(Stored data)
┄┄┄┄┄┄┄┄┄┄┄┄┄┄┄┄┄┄┄┄

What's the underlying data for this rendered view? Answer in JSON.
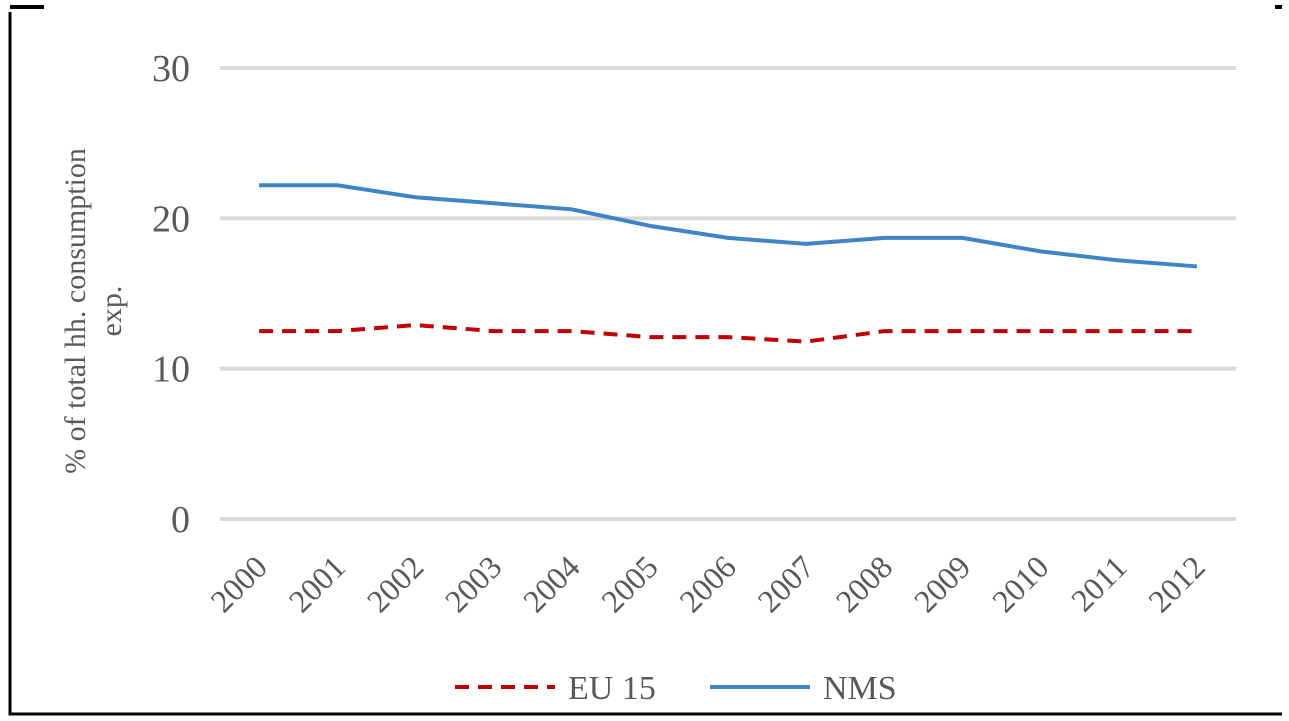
{
  "chart_data": {
    "type": "line",
    "y_label": "% of total hh. consumption exp.",
    "categories": [
      "2000",
      "2001",
      "2002",
      "2003",
      "2004",
      "2005",
      "2006",
      "2007",
      "2008",
      "2009",
      "2010",
      "2011",
      "2012"
    ],
    "series": [
      {
        "name": "EU 15",
        "color": "#c00000",
        "dashed": true,
        "values": [
          12.5,
          12.5,
          12.9,
          12.5,
          12.5,
          12.1,
          12.1,
          11.8,
          12.5,
          12.5,
          12.5,
          12.5,
          12.5
        ]
      },
      {
        "name": "NMS",
        "color": "#3d85c6",
        "dashed": false,
        "values": [
          22.2,
          22.2,
          21.4,
          21.0,
          20.6,
          19.5,
          18.7,
          18.3,
          18.7,
          18.7,
          17.8,
          17.2,
          16.8
        ]
      }
    ],
    "ylim": [
      0,
      30
    ],
    "yticks": [
      0,
      10,
      20,
      30
    ],
    "grid": true,
    "legend": "bottom"
  }
}
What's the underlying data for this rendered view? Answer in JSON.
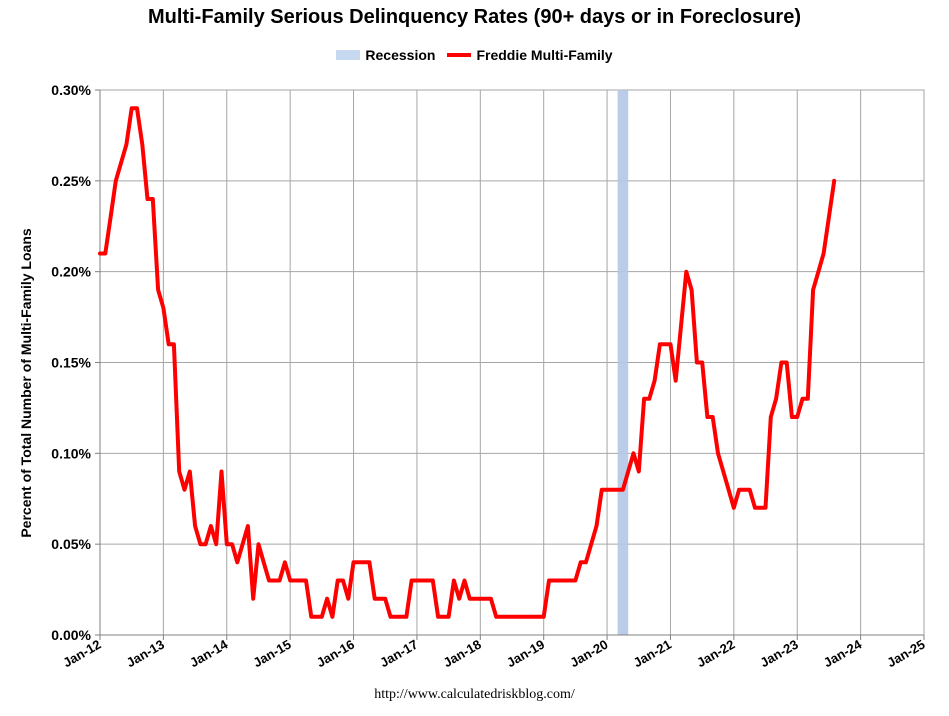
{
  "chart_data": {
    "type": "line",
    "title": "Multi-Family Serious Delinquency Rates (90+ days or in Foreclosure)",
    "ylabel": "Percent of Total Number of Multi-Family Loans",
    "xlabel": "",
    "source": "http://www.calculatedriskblog.com/",
    "ylim": [
      0,
      0.3
    ],
    "xlim": [
      "2012-01",
      "2025-01"
    ],
    "grid": true,
    "legend_placement": "top-center",
    "y_ticks": [
      "0.00%",
      "0.05%",
      "0.10%",
      "0.15%",
      "0.20%",
      "0.25%",
      "0.30%"
    ],
    "x_ticks": [
      "Jan-12",
      "Jan-13",
      "Jan-14",
      "Jan-15",
      "Jan-16",
      "Jan-17",
      "Jan-18",
      "Jan-19",
      "Jan-20",
      "Jan-21",
      "Jan-22",
      "Jan-23",
      "Jan-24",
      "Jan-25"
    ],
    "recessions": [
      {
        "name": "Recession",
        "start": "2020-03",
        "end": "2020-04",
        "color": "#b4c7e7"
      }
    ],
    "series": [
      {
        "name": "Freddie Multi-Family",
        "color": "#ff0000",
        "points": [
          [
            "2012-01",
            0.21
          ],
          [
            "2012-02",
            0.21
          ],
          [
            "2012-03",
            0.23
          ],
          [
            "2012-04",
            0.25
          ],
          [
            "2012-05",
            0.26
          ],
          [
            "2012-06",
            0.27
          ],
          [
            "2012-07",
            0.29
          ],
          [
            "2012-08",
            0.29
          ],
          [
            "2012-09",
            0.27
          ],
          [
            "2012-10",
            0.24
          ],
          [
            "2012-11",
            0.24
          ],
          [
            "2012-12",
            0.19
          ],
          [
            "2013-01",
            0.18
          ],
          [
            "2013-02",
            0.16
          ],
          [
            "2013-03",
            0.16
          ],
          [
            "2013-04",
            0.09
          ],
          [
            "2013-05",
            0.08
          ],
          [
            "2013-06",
            0.09
          ],
          [
            "2013-07",
            0.06
          ],
          [
            "2013-08",
            0.05
          ],
          [
            "2013-09",
            0.05
          ],
          [
            "2013-10",
            0.06
          ],
          [
            "2013-11",
            0.05
          ],
          [
            "2013-12",
            0.09
          ],
          [
            "2014-01",
            0.05
          ],
          [
            "2014-02",
            0.05
          ],
          [
            "2014-03",
            0.04
          ],
          [
            "2014-04",
            0.05
          ],
          [
            "2014-05",
            0.06
          ],
          [
            "2014-06",
            0.02
          ],
          [
            "2014-07",
            0.05
          ],
          [
            "2014-08",
            0.04
          ],
          [
            "2014-09",
            0.03
          ],
          [
            "2014-10",
            0.03
          ],
          [
            "2014-11",
            0.03
          ],
          [
            "2014-12",
            0.04
          ],
          [
            "2015-01",
            0.03
          ],
          [
            "2015-02",
            0.03
          ],
          [
            "2015-03",
            0.03
          ],
          [
            "2015-04",
            0.03
          ],
          [
            "2015-05",
            0.01
          ],
          [
            "2015-06",
            0.01
          ],
          [
            "2015-07",
            0.01
          ],
          [
            "2015-08",
            0.02
          ],
          [
            "2015-09",
            0.01
          ],
          [
            "2015-10",
            0.03
          ],
          [
            "2015-11",
            0.03
          ],
          [
            "2015-12",
            0.02
          ],
          [
            "2016-01",
            0.04
          ],
          [
            "2016-02",
            0.04
          ],
          [
            "2016-03",
            0.04
          ],
          [
            "2016-04",
            0.04
          ],
          [
            "2016-05",
            0.02
          ],
          [
            "2016-06",
            0.02
          ],
          [
            "2016-07",
            0.02
          ],
          [
            "2016-08",
            0.01
          ],
          [
            "2016-09",
            0.01
          ],
          [
            "2016-10",
            0.01
          ],
          [
            "2016-11",
            0.01
          ],
          [
            "2016-12",
            0.03
          ],
          [
            "2017-01",
            0.03
          ],
          [
            "2017-02",
            0.03
          ],
          [
            "2017-03",
            0.03
          ],
          [
            "2017-04",
            0.03
          ],
          [
            "2017-05",
            0.01
          ],
          [
            "2017-06",
            0.01
          ],
          [
            "2017-07",
            0.01
          ],
          [
            "2017-08",
            0.03
          ],
          [
            "2017-09",
            0.02
          ],
          [
            "2017-10",
            0.03
          ],
          [
            "2017-11",
            0.02
          ],
          [
            "2017-12",
            0.02
          ],
          [
            "2018-01",
            0.02
          ],
          [
            "2018-02",
            0.02
          ],
          [
            "2018-03",
            0.02
          ],
          [
            "2018-04",
            0.01
          ],
          [
            "2018-05",
            0.01
          ],
          [
            "2018-06",
            0.01
          ],
          [
            "2018-07",
            0.01
          ],
          [
            "2018-08",
            0.01
          ],
          [
            "2018-09",
            0.01
          ],
          [
            "2018-10",
            0.01
          ],
          [
            "2018-11",
            0.01
          ],
          [
            "2018-12",
            0.01
          ],
          [
            "2019-01",
            0.01
          ],
          [
            "2019-02",
            0.03
          ],
          [
            "2019-03",
            0.03
          ],
          [
            "2019-04",
            0.03
          ],
          [
            "2019-05",
            0.03
          ],
          [
            "2019-06",
            0.03
          ],
          [
            "2019-07",
            0.03
          ],
          [
            "2019-08",
            0.04
          ],
          [
            "2019-09",
            0.04
          ],
          [
            "2019-10",
            0.05
          ],
          [
            "2019-11",
            0.06
          ],
          [
            "2019-12",
            0.08
          ],
          [
            "2020-01",
            0.08
          ],
          [
            "2020-02",
            0.08
          ],
          [
            "2020-03",
            0.08
          ],
          [
            "2020-04",
            0.08
          ],
          [
            "2020-05",
            0.09
          ],
          [
            "2020-06",
            0.1
          ],
          [
            "2020-07",
            0.09
          ],
          [
            "2020-08",
            0.13
          ],
          [
            "2020-09",
            0.13
          ],
          [
            "2020-10",
            0.14
          ],
          [
            "2020-11",
            0.16
          ],
          [
            "2020-12",
            0.16
          ],
          [
            "2021-01",
            0.16
          ],
          [
            "2021-02",
            0.14
          ],
          [
            "2021-03",
            0.17
          ],
          [
            "2021-04",
            0.2
          ],
          [
            "2021-05",
            0.19
          ],
          [
            "2021-06",
            0.15
          ],
          [
            "2021-07",
            0.15
          ],
          [
            "2021-08",
            0.12
          ],
          [
            "2021-09",
            0.12
          ],
          [
            "2021-10",
            0.1
          ],
          [
            "2021-11",
            0.09
          ],
          [
            "2021-12",
            0.08
          ],
          [
            "2022-01",
            0.07
          ],
          [
            "2022-02",
            0.08
          ],
          [
            "2022-03",
            0.08
          ],
          [
            "2022-04",
            0.08
          ],
          [
            "2022-05",
            0.07
          ],
          [
            "2022-06",
            0.07
          ],
          [
            "2022-07",
            0.07
          ],
          [
            "2022-08",
            0.12
          ],
          [
            "2022-09",
            0.13
          ],
          [
            "2022-10",
            0.15
          ],
          [
            "2022-11",
            0.15
          ],
          [
            "2022-12",
            0.12
          ],
          [
            "2023-01",
            0.12
          ],
          [
            "2023-02",
            0.13
          ],
          [
            "2023-03",
            0.13
          ],
          [
            "2023-04",
            0.19
          ],
          [
            "2023-05",
            0.2
          ],
          [
            "2023-06",
            0.21
          ],
          [
            "2023-07",
            0.23
          ],
          [
            "2023-08",
            0.25
          ]
        ]
      }
    ]
  }
}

┄┄┄┄┄┄┄┄┄┄┄┄┄┄┄┄┄┄┄┄

### What you need to do
Examine the entries and report how many of their lines contain the string "color", giving no more than the number.

### Answer to this task
4